• [Directions]: Spot each line in the records below where the word "overlay" occurs, then copy it.

• [Stored entries]:

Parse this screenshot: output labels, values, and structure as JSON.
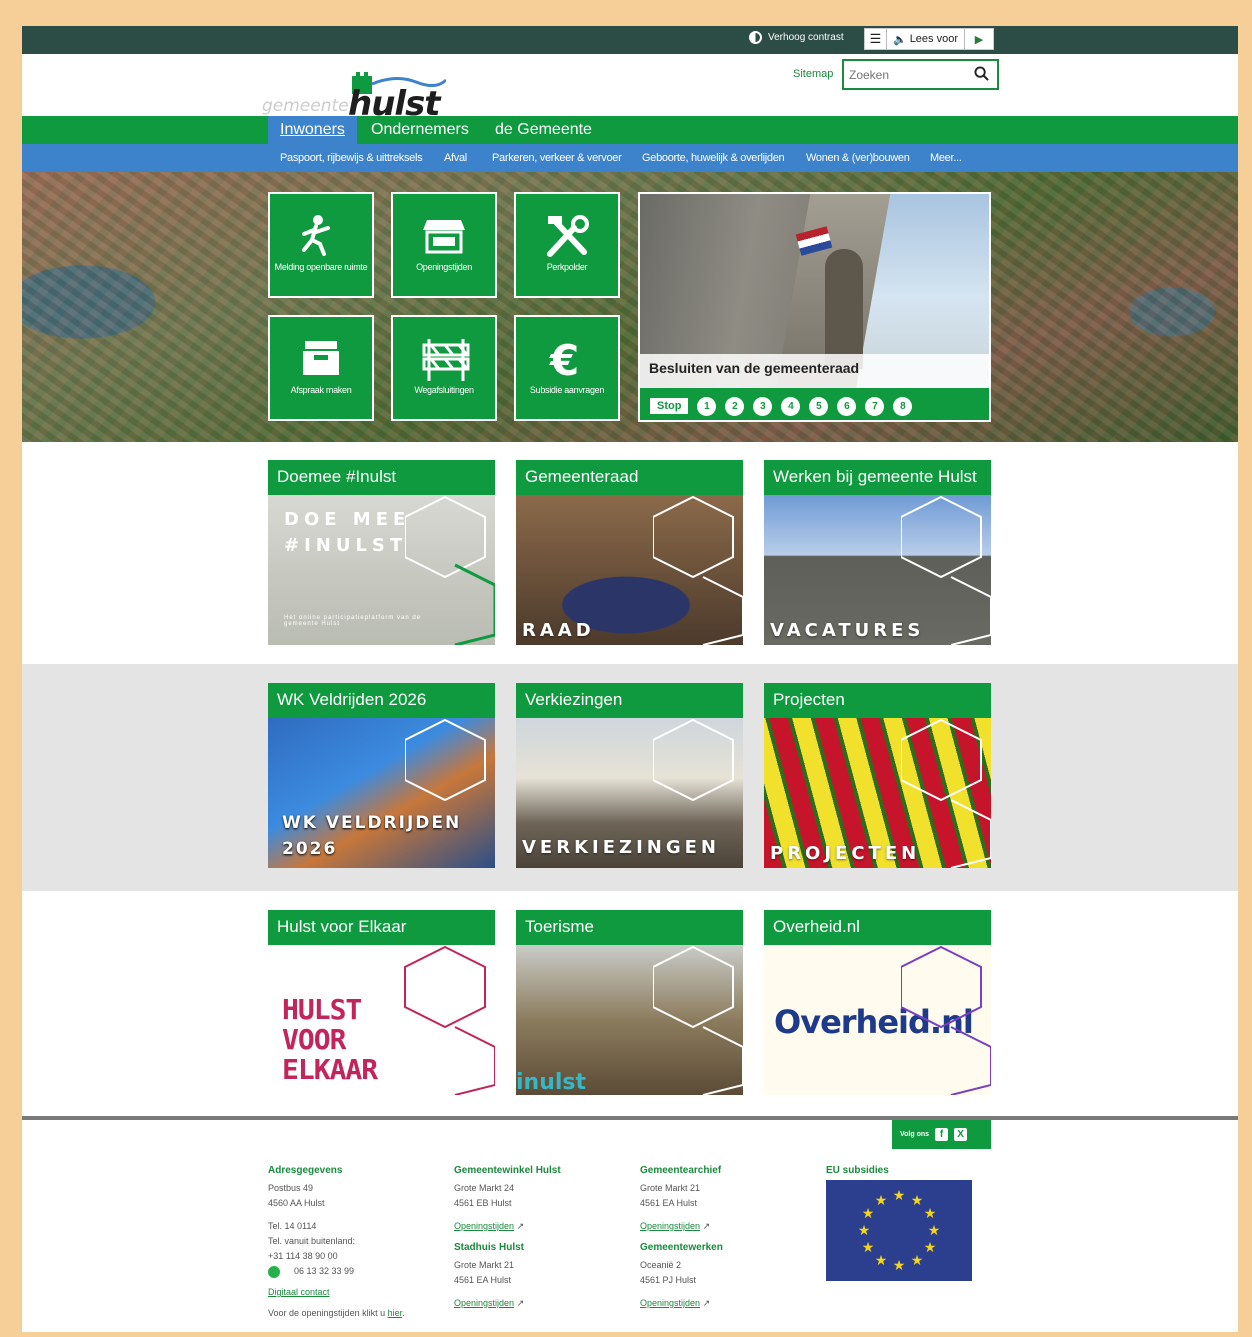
{
  "topbar": {
    "contrast_label": "Verhoog contrast",
    "read_label": "Lees voor"
  },
  "header": {
    "logo_prefix": "gemeente",
    "logo_name": "hulst",
    "sitemap": "Sitemap",
    "search_placeholder": "Zoeken"
  },
  "main_nav": [
    {
      "label": "Inwoners",
      "active": true
    },
    {
      "label": "Ondernemers"
    },
    {
      "label": "de Gemeente"
    }
  ],
  "sub_nav": [
    "Paspoort, rijbewijs & uittreksels",
    "Afval",
    "Parkeren, verkeer & vervoer",
    "Geboorte, huwelijk & overlijden",
    "Wonen & (ver)bouwen",
    "Meer..."
  ],
  "quick_tiles": [
    {
      "label": "Melding openbare ruimte",
      "icon": "person-slip-icon"
    },
    {
      "label": "Openingstijden",
      "icon": "shop-open-icon"
    },
    {
      "label": "Perkpolder",
      "icon": "tools-icon"
    },
    {
      "label": "Afspraak maken",
      "icon": "inbox-icon"
    },
    {
      "label": "Wegafsluitingen",
      "icon": "road-barrier-icon"
    },
    {
      "label": "Subsidie aanvragen",
      "icon": "euro-icon"
    }
  ],
  "slider": {
    "caption": "Besluiten van de gemeenteraad",
    "stop_label": "Stop",
    "pages": [
      "1",
      "2",
      "3",
      "4",
      "5",
      "6",
      "7",
      "8"
    ]
  },
  "tiles": [
    {
      "title": "Doemee #Inulst",
      "overlay": "DOE MEE #INULST",
      "sub": "Het online participatieplatform van de gemeente Hulst"
    },
    {
      "title": "Gemeenteraad",
      "overlay": "RAAD"
    },
    {
      "title": "Werken bij gemeente Hulst",
      "overlay": "VACATURES"
    },
    {
      "title": "WK Veldrijden 2026",
      "overlay": "WK VELDRIJDEN 2026"
    },
    {
      "title": "Verkiezingen",
      "overlay": "VERKIEZINGEN"
    },
    {
      "title": "Projecten",
      "overlay": "PROJECTEN"
    },
    {
      "title": "Hulst voor Elkaar",
      "overlay": "HULST VOOR ELKAAR"
    },
    {
      "title": "Toerisme",
      "overlay": "inulst"
    },
    {
      "title": "Overheid.nl",
      "overlay": "Overheid.nl"
    }
  ],
  "footer": {
    "follow": "Volg ons",
    "adres": {
      "title": "Adresgegevens",
      "l1": "Postbus 49",
      "l2": "4560 AA Hulst",
      "l3": "Tel. 14 0114",
      "l4": "Tel. vanuit buitenland:",
      "l5": "+31 114 38 90 00",
      "whatsapp": "06 13 32 33 99",
      "digital": "Digitaal contact",
      "note_pre": "Voor de openingstijden klikt u",
      "note_link": "hier",
      "note_end": "."
    },
    "winkel": {
      "title": "Gemeentewinkel Hulst",
      "l1": "Grote Markt 24",
      "l2": "4561 EB Hulst",
      "link": "Openingstijden"
    },
    "stadhuis": {
      "title": "Stadhuis Hulst",
      "l1": "Grote Markt 21",
      "l2": "4561 EA Hulst",
      "link": "Openingstijden"
    },
    "archief": {
      "title": "Gemeentearchief",
      "l1": "Grote Markt 21",
      "l2": "4561 EA Hulst",
      "link": "Openingstijden"
    },
    "werken": {
      "title": "Gemeentewerken",
      "l1": "Oceanië 2",
      "l2": "4561 PJ  Hulst",
      "link": "Openingstijden"
    },
    "eu": {
      "title": "EU subsidies"
    }
  },
  "colors": {
    "green": "#0f9a3f",
    "blue": "#3d83cc",
    "topbar": "#2b4d45",
    "page_border": "#f6cf98"
  }
}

• [Task answer]:
      "overlay": "DOE MEE #INULST",
      "overlay": "RAAD"
      "overlay": "VACATURES"
      "overlay": "WK VELDRIJDEN 2026"
      "overlay": "VERKIEZINGEN"
      "overlay": "PROJECTEN"
      "overlay": "HULST VOOR ELKAAR"
      "overlay": "inulst"
      "overlay": "Overheid.nl"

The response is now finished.